-- BEGIN --

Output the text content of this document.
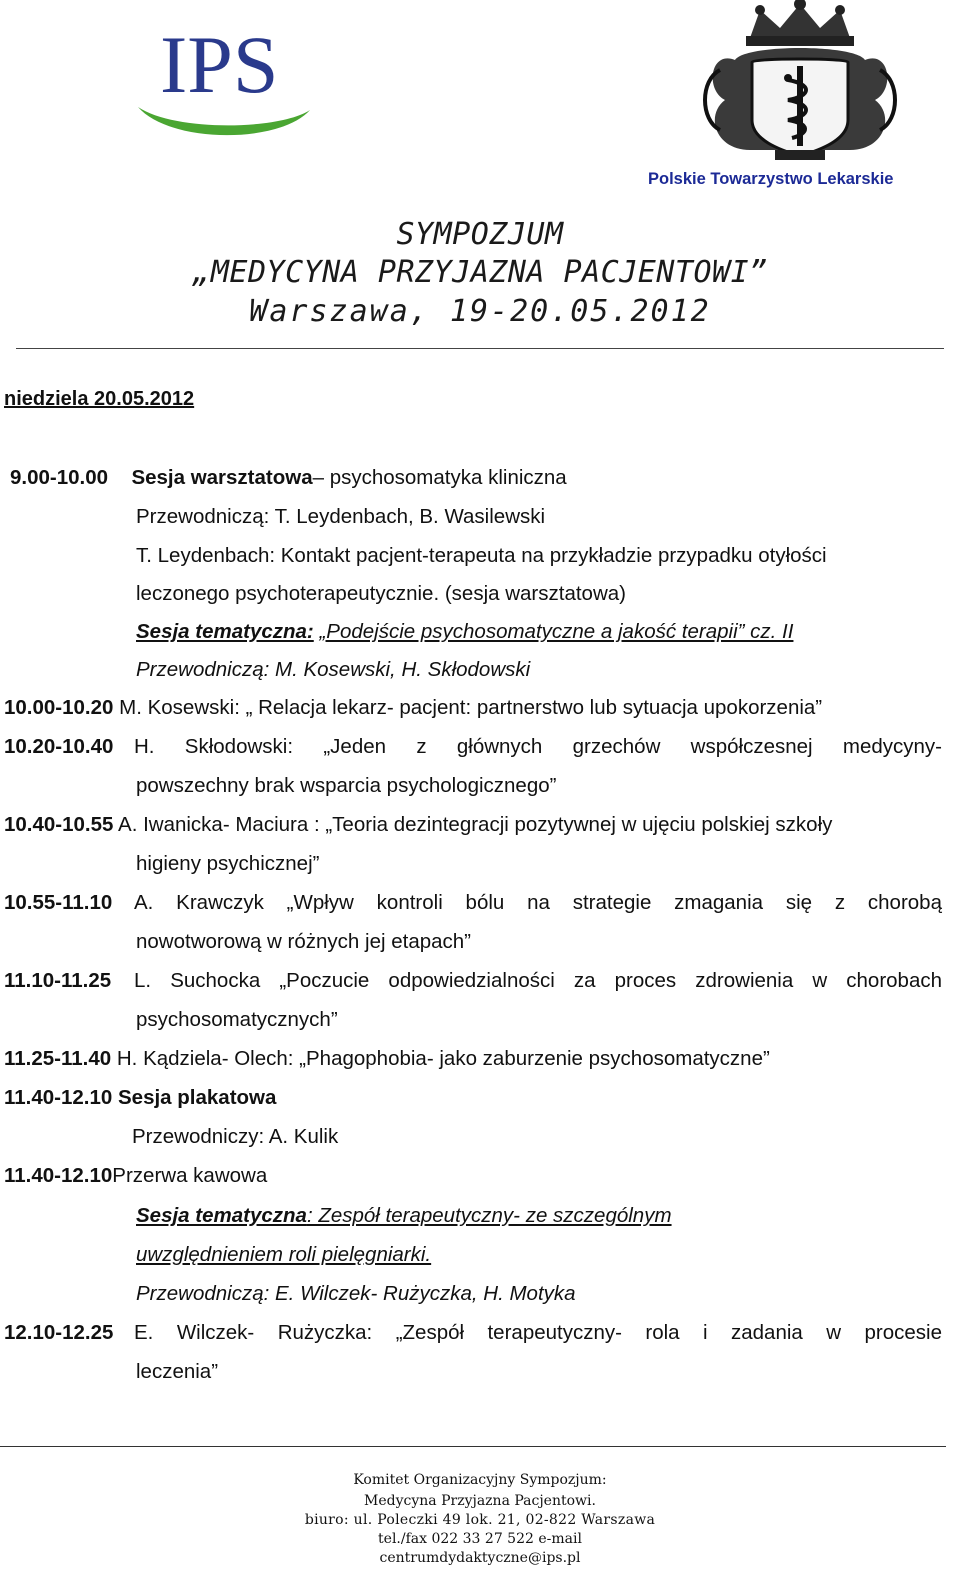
IPS
Polskie Towarzystwo Lekarskie
SYMPOZJUM
„MEDYCYNA PRZYJAZNA PACJENTOWI”
Warszawa, 19-20.05.2012
niedziela 20.05.2012
9.00-10.00 Sesja warsztatowa– psychosomatyka kliniczna
Przewodniczą: T. Leydenbach, B. Wasilewski
T. Leydenbach: Kontakt pacjent-terapeuta na przykładzie przypadku otyłości
leczonego psychoterapeutycznie. (sesja warsztatowa)
Sesja tematyczna: „Podejście psychosomatyczne a jakość terapii” cz. II
Przewodniczą: M. Kosewski, H. Skłodowski
10.00-10.20 M. Kosewski: „ Relacja lekarz- pacjent: partnerstwo lub sytuacja upokorzenia”
10.20-10.40 H. Skłodowski: „Jeden z głównych grzechów współczesnej medycyny-
powszechny brak wsparcia psychologicznego”
10.40-10.55 A. Iwanicka- Maciura : „Teoria dezintegracji pozytywnej w ujęciu polskiej szkoły
higieny psychicznej”
10.55-11.10 A. Krawczyk „Wpływ kontroli bólu na strategie zmagania się z chorobą
nowotworową w różnych jej etapach”
11.10-11.25 L. Suchocka „Poczucie odpowiedzialności za proces zdrowienia w chorobach
psychosomatycznych”
11.25-11.40 H. Kądziela- Olech: „Phagophobia- jako zaburzenie psychosomatyczne”
11.40-12.10 Sesja plakatowa
Przewodniczy: A. Kulik
11.40-12.10Przerwa kawowa
Sesja tematyczna: Zespół terapeutyczny- ze szczególnym
uwzględnieniem roli pielęgniarki.
Przewodniczą: E. Wilczek- Rużyczka, H. Motyka
12.10-12.25 E. Wilczek- Rużyczka: „Zespół terapeutyczny- rola i zadania w procesie
leczenia”
Komitet Organizacyjny Sympozjum:
Medycyna Przyjazna Pacjentowi.
biuro: ul. Poleczki 49 lok. 21, 02-822 Warszawa
tel./fax 022 33 27 522 e-mail
centrumdydaktyczne@ips.pl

-- END --

Copy the listing over exactly, skipping the pictures it holds.

▸ **Result of this exercise**:
Output the text content of this document.
IPS
Polskie Towarzystwo Lekarskie
SYMPOZJUM
„MEDYCYNA PRZYJAZNA PACJENTOWI”
Warszawa, 19-20.05.2012
niedziela 20.05.2012
9.00-10.00 Sesja warsztatowa– psychosomatyka kliniczna
Przewodniczą: T. Leydenbach, B. Wasilewski
T. Leydenbach: Kontakt pacjent-terapeuta na przykładzie przypadku otyłości
leczonego psychoterapeutycznie. (sesja warsztatowa)
Sesja tematyczna: „Podejście psychosomatyczne a jakość terapii” cz. II
Przewodniczą: M. Kosewski, H. Skłodowski
10.00-10.20 M. Kosewski: „ Relacja lekarz- pacjent: partnerstwo lub sytuacja upokorzenia”
10.20-10.40 H. Skłodowski: „Jeden z głównych grzechów współczesnej medycyny-
powszechny brak wsparcia psychologicznego”
10.40-10.55 A. Iwanicka- Maciura : „Teoria dezintegracji pozytywnej w ujęciu polskiej szkoły
higieny psychicznej”
10.55-11.10 A. Krawczyk „Wpływ kontroli bólu na strategie zmagania się z chorobą
nowotworową w różnych jej etapach”
11.10-11.25 L. Suchocka „Poczucie odpowiedzialności za proces zdrowienia w chorobach
psychosomatycznych”
11.25-11.40 H. Kądziela- Olech: „Phagophobia- jako zaburzenie psychosomatyczne”
11.40-12.10 Sesja plakatowa
Przewodniczy: A. Kulik
11.40-12.10Przerwa kawowa
Sesja tematyczna: Zespół terapeutyczny- ze szczególnym
uwzględnieniem roli pielęgniarki.
Przewodniczą: E. Wilczek- Rużyczka, H. Motyka
12.10-12.25 E. Wilczek- Rużyczka: „Zespół terapeutyczny- rola i zadania w procesie
leczenia”
Komitet Organizacyjny Sympozjum:
Medycyna Przyjazna Pacjentowi.
biuro: ul. Poleczki 49 lok. 21, 02-822 Warszawa
tel./fax 022 33 27 522 e-mail
centrumdydaktyczne@ips.pl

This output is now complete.